--- Start ---

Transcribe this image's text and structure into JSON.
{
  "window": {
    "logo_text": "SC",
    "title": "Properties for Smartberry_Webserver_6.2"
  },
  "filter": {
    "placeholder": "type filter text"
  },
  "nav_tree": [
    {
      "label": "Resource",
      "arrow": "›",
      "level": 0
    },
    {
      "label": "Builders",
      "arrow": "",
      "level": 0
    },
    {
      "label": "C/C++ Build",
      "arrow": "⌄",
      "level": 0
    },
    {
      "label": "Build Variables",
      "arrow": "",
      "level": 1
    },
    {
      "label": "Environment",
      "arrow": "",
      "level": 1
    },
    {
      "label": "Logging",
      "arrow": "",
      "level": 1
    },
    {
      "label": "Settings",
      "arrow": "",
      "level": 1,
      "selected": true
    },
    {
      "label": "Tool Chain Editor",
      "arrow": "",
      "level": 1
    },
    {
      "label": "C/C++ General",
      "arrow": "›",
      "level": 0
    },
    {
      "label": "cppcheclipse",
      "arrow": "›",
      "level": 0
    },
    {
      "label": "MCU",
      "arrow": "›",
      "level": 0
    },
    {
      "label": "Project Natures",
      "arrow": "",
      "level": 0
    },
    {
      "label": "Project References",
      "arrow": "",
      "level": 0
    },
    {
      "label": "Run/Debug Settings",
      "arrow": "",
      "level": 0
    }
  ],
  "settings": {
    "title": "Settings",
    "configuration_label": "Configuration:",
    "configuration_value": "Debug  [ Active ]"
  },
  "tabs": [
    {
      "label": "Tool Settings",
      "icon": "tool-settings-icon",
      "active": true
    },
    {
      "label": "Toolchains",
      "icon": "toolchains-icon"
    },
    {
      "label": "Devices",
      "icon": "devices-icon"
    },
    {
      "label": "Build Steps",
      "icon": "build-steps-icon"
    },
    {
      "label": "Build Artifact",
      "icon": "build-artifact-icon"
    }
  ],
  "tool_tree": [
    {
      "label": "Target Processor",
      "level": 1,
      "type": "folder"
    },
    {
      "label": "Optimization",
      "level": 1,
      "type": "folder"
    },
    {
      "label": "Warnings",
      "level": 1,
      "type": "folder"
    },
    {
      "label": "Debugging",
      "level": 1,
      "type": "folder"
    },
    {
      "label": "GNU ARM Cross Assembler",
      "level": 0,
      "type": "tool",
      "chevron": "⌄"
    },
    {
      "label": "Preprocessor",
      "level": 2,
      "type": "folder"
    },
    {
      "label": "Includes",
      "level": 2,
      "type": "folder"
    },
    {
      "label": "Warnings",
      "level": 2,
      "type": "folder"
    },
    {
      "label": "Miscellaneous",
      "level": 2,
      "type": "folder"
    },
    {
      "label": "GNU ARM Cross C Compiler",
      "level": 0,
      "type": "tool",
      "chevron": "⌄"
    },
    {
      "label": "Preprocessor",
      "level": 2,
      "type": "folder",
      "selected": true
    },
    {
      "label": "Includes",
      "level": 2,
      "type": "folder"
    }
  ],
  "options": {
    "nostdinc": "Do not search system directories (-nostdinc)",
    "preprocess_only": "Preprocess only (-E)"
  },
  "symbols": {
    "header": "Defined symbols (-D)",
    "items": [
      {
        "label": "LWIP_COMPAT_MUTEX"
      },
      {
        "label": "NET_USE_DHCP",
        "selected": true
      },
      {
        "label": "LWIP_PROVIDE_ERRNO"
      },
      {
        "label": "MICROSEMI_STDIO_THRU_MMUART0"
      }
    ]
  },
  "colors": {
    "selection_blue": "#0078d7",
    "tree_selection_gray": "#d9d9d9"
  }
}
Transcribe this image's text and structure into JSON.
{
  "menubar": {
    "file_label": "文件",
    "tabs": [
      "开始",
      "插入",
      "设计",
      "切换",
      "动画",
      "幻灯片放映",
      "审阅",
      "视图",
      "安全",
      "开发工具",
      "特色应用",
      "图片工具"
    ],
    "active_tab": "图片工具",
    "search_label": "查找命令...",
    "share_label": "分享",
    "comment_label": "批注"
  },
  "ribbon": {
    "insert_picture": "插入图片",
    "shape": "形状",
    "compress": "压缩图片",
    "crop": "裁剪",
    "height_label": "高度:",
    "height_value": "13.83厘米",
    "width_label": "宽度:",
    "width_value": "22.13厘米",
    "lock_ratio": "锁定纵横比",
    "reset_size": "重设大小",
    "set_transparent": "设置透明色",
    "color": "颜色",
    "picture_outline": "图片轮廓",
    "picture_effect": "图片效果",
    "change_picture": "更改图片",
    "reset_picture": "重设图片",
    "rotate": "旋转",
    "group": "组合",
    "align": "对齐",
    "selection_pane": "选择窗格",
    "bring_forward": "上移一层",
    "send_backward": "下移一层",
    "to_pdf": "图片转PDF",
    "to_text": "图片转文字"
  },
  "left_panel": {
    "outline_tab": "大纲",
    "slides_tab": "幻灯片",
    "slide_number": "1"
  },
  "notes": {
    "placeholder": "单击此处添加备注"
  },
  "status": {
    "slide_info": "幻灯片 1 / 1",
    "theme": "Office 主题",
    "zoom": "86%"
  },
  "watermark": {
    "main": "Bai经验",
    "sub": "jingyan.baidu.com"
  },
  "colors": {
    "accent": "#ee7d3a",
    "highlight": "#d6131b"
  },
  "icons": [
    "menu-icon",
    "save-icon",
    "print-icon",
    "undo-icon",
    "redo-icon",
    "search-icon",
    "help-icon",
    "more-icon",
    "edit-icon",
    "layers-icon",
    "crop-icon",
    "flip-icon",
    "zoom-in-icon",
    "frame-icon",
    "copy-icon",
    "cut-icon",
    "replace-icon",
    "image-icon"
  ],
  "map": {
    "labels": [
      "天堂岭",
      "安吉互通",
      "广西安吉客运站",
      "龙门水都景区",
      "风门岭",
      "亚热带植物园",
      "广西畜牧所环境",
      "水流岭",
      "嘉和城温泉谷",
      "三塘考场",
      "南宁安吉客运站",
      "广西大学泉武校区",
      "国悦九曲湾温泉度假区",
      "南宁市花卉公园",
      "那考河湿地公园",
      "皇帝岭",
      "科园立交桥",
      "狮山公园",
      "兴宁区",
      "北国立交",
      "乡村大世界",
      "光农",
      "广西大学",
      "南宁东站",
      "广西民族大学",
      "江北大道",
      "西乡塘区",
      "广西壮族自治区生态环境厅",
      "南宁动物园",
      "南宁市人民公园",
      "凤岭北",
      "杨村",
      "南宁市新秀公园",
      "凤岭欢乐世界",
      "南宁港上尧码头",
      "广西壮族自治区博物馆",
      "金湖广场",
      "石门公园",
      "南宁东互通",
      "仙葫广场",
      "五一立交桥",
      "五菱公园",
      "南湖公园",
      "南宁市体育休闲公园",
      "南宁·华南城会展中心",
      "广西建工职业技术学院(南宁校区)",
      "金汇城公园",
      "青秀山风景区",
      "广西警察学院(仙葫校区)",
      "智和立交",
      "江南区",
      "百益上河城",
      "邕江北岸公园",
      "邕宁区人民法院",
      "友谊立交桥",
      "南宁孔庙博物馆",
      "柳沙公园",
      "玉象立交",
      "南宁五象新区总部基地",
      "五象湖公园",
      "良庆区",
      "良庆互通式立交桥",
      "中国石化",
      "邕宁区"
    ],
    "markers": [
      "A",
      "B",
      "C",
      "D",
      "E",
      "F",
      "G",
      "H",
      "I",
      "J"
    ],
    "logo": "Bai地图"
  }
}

--- End ---
--- Start ---

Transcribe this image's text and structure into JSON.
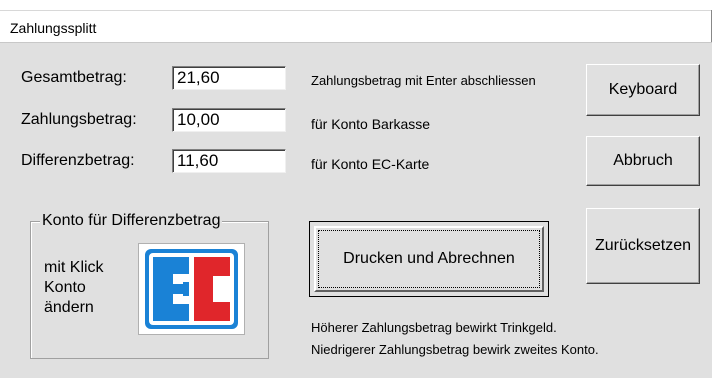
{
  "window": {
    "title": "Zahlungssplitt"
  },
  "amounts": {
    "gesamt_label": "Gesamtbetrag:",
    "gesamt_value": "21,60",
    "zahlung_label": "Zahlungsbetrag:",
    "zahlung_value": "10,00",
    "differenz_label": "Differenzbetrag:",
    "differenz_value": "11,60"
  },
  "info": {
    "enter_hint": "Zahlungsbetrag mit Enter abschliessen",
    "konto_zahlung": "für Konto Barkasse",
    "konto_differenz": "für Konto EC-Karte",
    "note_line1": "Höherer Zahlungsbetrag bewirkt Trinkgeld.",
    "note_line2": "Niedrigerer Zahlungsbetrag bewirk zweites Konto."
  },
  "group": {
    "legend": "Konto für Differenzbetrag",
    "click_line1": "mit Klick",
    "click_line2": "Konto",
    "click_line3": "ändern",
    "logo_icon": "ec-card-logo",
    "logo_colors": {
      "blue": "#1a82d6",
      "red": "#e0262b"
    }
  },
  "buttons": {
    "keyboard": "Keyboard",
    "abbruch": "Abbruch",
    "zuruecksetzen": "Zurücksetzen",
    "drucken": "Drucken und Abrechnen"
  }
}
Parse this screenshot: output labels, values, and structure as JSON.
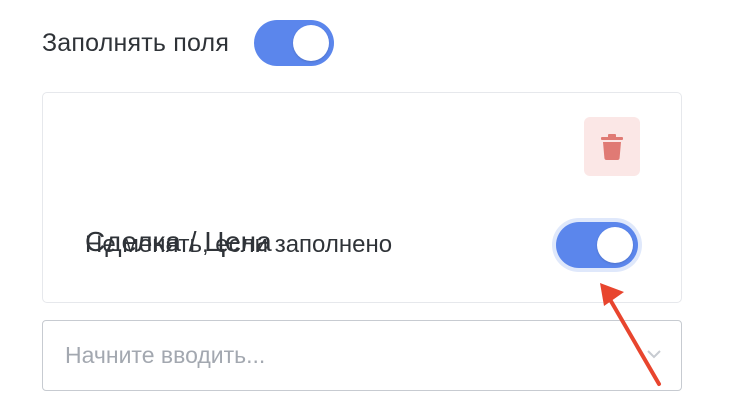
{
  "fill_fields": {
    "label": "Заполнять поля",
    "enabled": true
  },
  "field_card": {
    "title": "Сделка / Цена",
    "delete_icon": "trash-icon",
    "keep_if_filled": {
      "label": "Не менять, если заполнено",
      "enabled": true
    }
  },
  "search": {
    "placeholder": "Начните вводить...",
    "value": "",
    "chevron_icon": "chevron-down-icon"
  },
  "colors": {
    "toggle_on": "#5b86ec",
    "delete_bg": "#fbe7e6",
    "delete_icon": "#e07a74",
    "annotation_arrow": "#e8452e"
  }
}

--- End ---

Stated exercise: Respond with the number of lines containing "Cross" and no additional words.

Written response: 2